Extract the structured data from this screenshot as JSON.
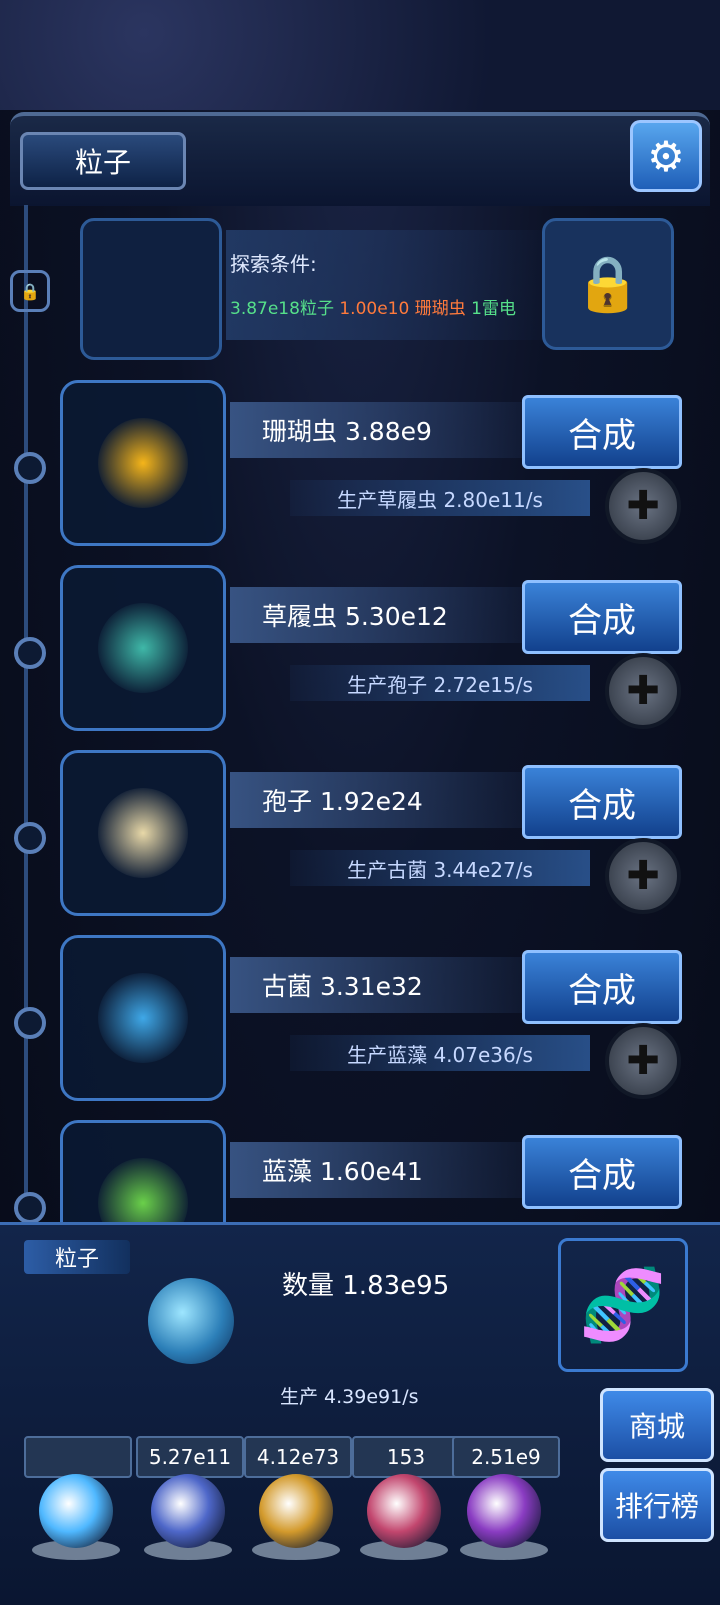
{
  "header": {
    "title": "粒子"
  },
  "explore": {
    "title": "探索条件:",
    "cond1": "3.87e18粒子",
    "cond2": "1.00e10 珊瑚虫",
    "cond3": "1雷电",
    "colors": {
      "cond1": "#56e08a",
      "cond2": "#ff7a3c",
      "cond3": "#56e08a"
    }
  },
  "rows": [
    {
      "name": "珊瑚虫 3.88e9",
      "button": "合成",
      "production": "生产草履虫 2.80e11/s",
      "icon": "sun-organism-icon"
    },
    {
      "name": "草履虫 5.30e12",
      "button": "合成",
      "production": "生产孢子 2.72e15/s",
      "icon": "paramecium-icon"
    },
    {
      "name": "孢子 1.92e24",
      "button": "合成",
      "production": "生产古菌 3.44e27/s",
      "icon": "spore-icon"
    },
    {
      "name": "古菌 3.31e32",
      "button": "合成",
      "production": "生产蓝藻 4.07e36/s",
      "icon": "bacteria-icon"
    },
    {
      "name": "蓝藻 1.60e41",
      "button": "合成",
      "production": "",
      "icon": "algae-icon"
    }
  ],
  "footer": {
    "tag": "粒子",
    "count": "数量 1.83e95",
    "production": "生产 4.39e91/s"
  },
  "resources": [
    {
      "value": "",
      "color": "#4fb8ff",
      "icon": "particle-orb-icon"
    },
    {
      "value": "5.27e11",
      "color": "#4e67c9",
      "icon": "lightning-orb-icon"
    },
    {
      "value": "4.12e73",
      "color": "#d39a2c",
      "icon": "fire-orb-icon"
    },
    {
      "value": "153",
      "color": "#c2466e",
      "icon": "brain-orb-icon"
    },
    {
      "value": "2.51e9",
      "color": "#8a3cc2",
      "icon": "vortex-orb-icon"
    }
  ],
  "side": {
    "shop": "商城",
    "rank": "排行榜"
  }
}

* WHAT THE TASK REQUIRES
Exact repetition of each line above is expected; images are to be omitted.

* RESULT BELOW
Extract the structured data from this screenshot as JSON.
{
  "header": {
    "title": "粒子"
  },
  "explore": {
    "title": "探索条件:",
    "cond1": "3.87e18粒子",
    "cond2": "1.00e10 珊瑚虫",
    "cond3": "1雷电",
    "colors": {
      "cond1": "#56e08a",
      "cond2": "#ff7a3c",
      "cond3": "#56e08a"
    }
  },
  "rows": [
    {
      "name": "珊瑚虫 3.88e9",
      "button": "合成",
      "production": "生产草履虫 2.80e11/s",
      "icon": "sun-organism-icon"
    },
    {
      "name": "草履虫 5.30e12",
      "button": "合成",
      "production": "生产孢子 2.72e15/s",
      "icon": "paramecium-icon"
    },
    {
      "name": "孢子 1.92e24",
      "button": "合成",
      "production": "生产古菌 3.44e27/s",
      "icon": "spore-icon"
    },
    {
      "name": "古菌 3.31e32",
      "button": "合成",
      "production": "生产蓝藻 4.07e36/s",
      "icon": "bacteria-icon"
    },
    {
      "name": "蓝藻 1.60e41",
      "button": "合成",
      "production": "",
      "icon": "algae-icon"
    }
  ],
  "footer": {
    "tag": "粒子",
    "count": "数量 1.83e95",
    "production": "生产 4.39e91/s"
  },
  "resources": [
    {
      "value": "",
      "color": "#4fb8ff",
      "icon": "particle-orb-icon"
    },
    {
      "value": "5.27e11",
      "color": "#4e67c9",
      "icon": "lightning-orb-icon"
    },
    {
      "value": "4.12e73",
      "color": "#d39a2c",
      "icon": "fire-orb-icon"
    },
    {
      "value": "153",
      "color": "#c2466e",
      "icon": "brain-orb-icon"
    },
    {
      "value": "2.51e9",
      "color": "#8a3cc2",
      "icon": "vortex-orb-icon"
    }
  ],
  "side": {
    "shop": "商城",
    "rank": "排行榜"
  }
}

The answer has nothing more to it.